-- START --

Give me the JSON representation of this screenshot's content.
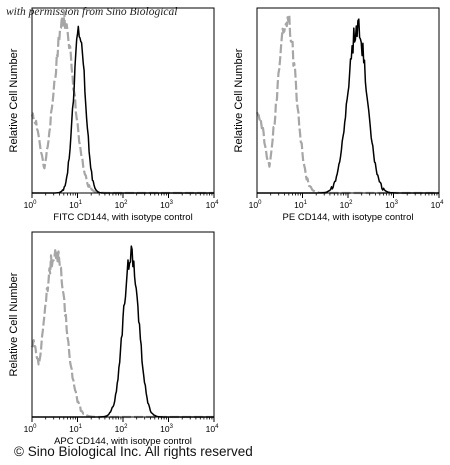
{
  "watermark": "with permission from Sino Biological",
  "footer": "© Sino Biological Inc. All rights reserved",
  "colors": {
    "isotype": "#a6a6a6",
    "sample": "#000000",
    "axis": "#000000"
  },
  "chart_data": [
    {
      "type": "line",
      "xlabel": "FITC CD144, with isotype control",
      "ylabel": "Relative Cell Number",
      "xscale": "log",
      "xlim": [
        1,
        10000
      ],
      "x_ticks": [
        {
          "base": "10",
          "exp": "0"
        },
        {
          "base": "10",
          "exp": "1"
        },
        {
          "base": "10",
          "exp": "2"
        },
        {
          "base": "10",
          "exp": "3"
        },
        {
          "base": "10",
          "exp": "4"
        }
      ],
      "series": [
        {
          "style": "dashed",
          "color": "gray",
          "peak_x": 5,
          "sd_log": 0.22,
          "peak_height": 0.93
        },
        {
          "style": "solid",
          "color": "black",
          "peak_x": 11,
          "sd_log": 0.13,
          "peak_height": 0.88
        }
      ]
    },
    {
      "type": "line",
      "xlabel": "PE CD144, with isotype control",
      "ylabel": "Relative Cell Number",
      "xscale": "log",
      "xlim": [
        1,
        10000
      ],
      "x_ticks": [
        {
          "base": "10",
          "exp": "0"
        },
        {
          "base": "10",
          "exp": "1"
        },
        {
          "base": "10",
          "exp": "2"
        },
        {
          "base": "10",
          "exp": "3"
        },
        {
          "base": "10",
          "exp": "4"
        }
      ],
      "series": [
        {
          "style": "dashed",
          "color": "gray",
          "peak_x": 4.5,
          "sd_log": 0.2,
          "peak_height": 0.95
        },
        {
          "style": "solid",
          "color": "black",
          "peak_x": 160,
          "sd_log": 0.21,
          "peak_height": 0.9
        }
      ]
    },
    {
      "type": "line",
      "xlabel": "APC CD144, with isotype control",
      "ylabel": "Relative Cell Number",
      "xscale": "log",
      "xlim": [
        1,
        10000
      ],
      "x_ticks": [
        {
          "base": "10",
          "exp": "0"
        },
        {
          "base": "10",
          "exp": "1"
        },
        {
          "base": "10",
          "exp": "2"
        },
        {
          "base": "10",
          "exp": "3"
        },
        {
          "base": "10",
          "exp": "4"
        }
      ],
      "series": [
        {
          "style": "dashed",
          "color": "gray",
          "peak_x": 3.2,
          "sd_log": 0.23,
          "peak_height": 0.9
        },
        {
          "style": "solid",
          "color": "black",
          "peak_x": 150,
          "sd_log": 0.17,
          "peak_height": 0.88
        }
      ]
    }
  ]
}
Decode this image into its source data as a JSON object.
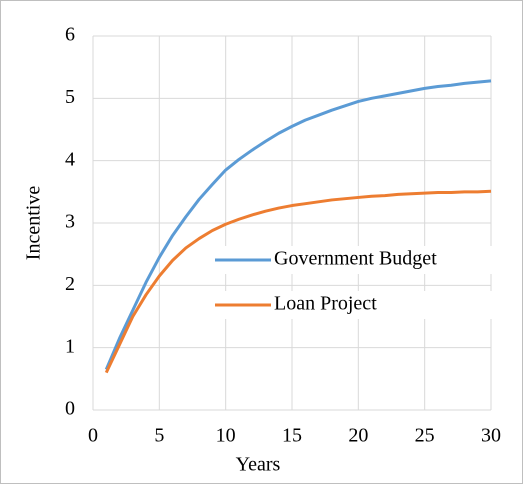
{
  "chart_data": {
    "type": "line",
    "x": [
      1,
      2,
      3,
      4,
      5,
      6,
      7,
      8,
      9,
      10,
      11,
      12,
      13,
      14,
      15,
      16,
      17,
      18,
      19,
      20,
      21,
      22,
      23,
      24,
      25,
      26,
      27,
      28,
      29,
      30
    ],
    "series": [
      {
        "name": "Government Budget",
        "color": "#5b9bd5",
        "values": [
          0.65,
          1.15,
          1.6,
          2.05,
          2.45,
          2.8,
          3.1,
          3.38,
          3.62,
          3.85,
          4.02,
          4.17,
          4.31,
          4.44,
          4.55,
          4.65,
          4.73,
          4.81,
          4.88,
          4.95,
          5.0,
          5.04,
          5.08,
          5.12,
          5.16,
          5.19,
          5.21,
          5.24,
          5.26,
          5.28
        ]
      },
      {
        "name": "Loan Project",
        "color": "#ed7d31",
        "values": [
          0.6,
          1.05,
          1.5,
          1.85,
          2.15,
          2.4,
          2.6,
          2.75,
          2.88,
          2.98,
          3.06,
          3.13,
          3.19,
          3.24,
          3.28,
          3.31,
          3.34,
          3.37,
          3.39,
          3.41,
          3.43,
          3.44,
          3.46,
          3.47,
          3.48,
          3.49,
          3.49,
          3.5,
          3.5,
          3.51
        ]
      }
    ],
    "xlabel": "Years",
    "ylabel": "Incentive",
    "xlim": [
      0,
      30
    ],
    "xticks": [
      0,
      5,
      10,
      15,
      20,
      25,
      30
    ],
    "ylim": [
      0,
      6
    ],
    "yticks": [
      0,
      1,
      2,
      3,
      4,
      5,
      6
    ],
    "grid": true,
    "legend": "right"
  }
}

-- END --

§ WRITTEN PROBLEM
Copy out all of the data word for word. Do not carry over any picture.

§ RESPONSE TO THE TASK
Give me the JSON representation of this screenshot's content.
{
  "watermark": "with permission from Sino Biological",
  "footer": "© Sino Biological Inc. All rights reserved",
  "colors": {
    "isotype": "#a6a6a6",
    "sample": "#000000",
    "axis": "#000000"
  },
  "chart_data": [
    {
      "type": "line",
      "xlabel": "FITC CD144, with isotype control",
      "ylabel": "Relative Cell Number",
      "xscale": "log",
      "xlim": [
        1,
        10000
      ],
      "x_ticks": [
        {
          "base": "10",
          "exp": "0"
        },
        {
          "base": "10",
          "exp": "1"
        },
        {
          "base": "10",
          "exp": "2"
        },
        {
          "base": "10",
          "exp": "3"
        },
        {
          "base": "10",
          "exp": "4"
        }
      ],
      "series": [
        {
          "style": "dashed",
          "color": "gray",
          "peak_x": 5,
          "sd_log": 0.22,
          "peak_height": 0.93
        },
        {
          "style": "solid",
          "color": "black",
          "peak_x": 11,
          "sd_log": 0.13,
          "peak_height": 0.88
        }
      ]
    },
    {
      "type": "line",
      "xlabel": "PE CD144, with isotype control",
      "ylabel": "Relative Cell Number",
      "xscale": "log",
      "xlim": [
        1,
        10000
      ],
      "x_ticks": [
        {
          "base": "10",
          "exp": "0"
        },
        {
          "base": "10",
          "exp": "1"
        },
        {
          "base": "10",
          "exp": "2"
        },
        {
          "base": "10",
          "exp": "3"
        },
        {
          "base": "10",
          "exp": "4"
        }
      ],
      "series": [
        {
          "style": "dashed",
          "color": "gray",
          "peak_x": 4.5,
          "sd_log": 0.2,
          "peak_height": 0.95
        },
        {
          "style": "solid",
          "color": "black",
          "peak_x": 160,
          "sd_log": 0.21,
          "peak_height": 0.9
        }
      ]
    },
    {
      "type": "line",
      "xlabel": "APC CD144, with isotype control",
      "ylabel": "Relative Cell Number",
      "xscale": "log",
      "xlim": [
        1,
        10000
      ],
      "x_ticks": [
        {
          "base": "10",
          "exp": "0"
        },
        {
          "base": "10",
          "exp": "1"
        },
        {
          "base": "10",
          "exp": "2"
        },
        {
          "base": "10",
          "exp": "3"
        },
        {
          "base": "10",
          "exp": "4"
        }
      ],
      "series": [
        {
          "style": "dashed",
          "color": "gray",
          "peak_x": 3.2,
          "sd_log": 0.23,
          "peak_height": 0.9
        },
        {
          "style": "solid",
          "color": "black",
          "peak_x": 150,
          "sd_log": 0.17,
          "peak_height": 0.88
        }
      ]
    }
  ]
}
Decode this image into its source data as a JSON object.
{
  "chart_data": {
    "type": "line",
    "x": [
      1,
      2,
      3,
      4,
      5,
      6,
      7,
      8,
      9,
      10,
      11,
      12,
      13,
      14,
      15,
      16,
      17,
      18,
      19,
      20,
      21,
      22,
      23,
      24,
      25,
      26,
      27,
      28,
      29,
      30
    ],
    "series": [
      {
        "name": "Government Budget",
        "color": "#5b9bd5",
        "values": [
          0.65,
          1.15,
          1.6,
          2.05,
          2.45,
          2.8,
          3.1,
          3.38,
          3.62,
          3.85,
          4.02,
          4.17,
          4.31,
          4.44,
          4.55,
          4.65,
          4.73,
          4.81,
          4.88,
          4.95,
          5.0,
          5.04,
          5.08,
          5.12,
          5.16,
          5.19,
          5.21,
          5.24,
          5.26,
          5.28
        ]
      },
      {
        "name": "Loan Project",
        "color": "#ed7d31",
        "values": [
          0.6,
          1.05,
          1.5,
          1.85,
          2.15,
          2.4,
          2.6,
          2.75,
          2.88,
          2.98,
          3.06,
          3.13,
          3.19,
          3.24,
          3.28,
          3.31,
          3.34,
          3.37,
          3.39,
          3.41,
          3.43,
          3.44,
          3.46,
          3.47,
          3.48,
          3.49,
          3.49,
          3.5,
          3.5,
          3.51
        ]
      }
    ],
    "xlabel": "Years",
    "ylabel": "Incentive",
    "xlim": [
      0,
      30
    ],
    "xticks": [
      0,
      5,
      10,
      15,
      20,
      25,
      30
    ],
    "ylim": [
      0,
      6
    ],
    "yticks": [
      0,
      1,
      2,
      3,
      4,
      5,
      6
    ],
    "grid": true,
    "legend": "right"
  }
}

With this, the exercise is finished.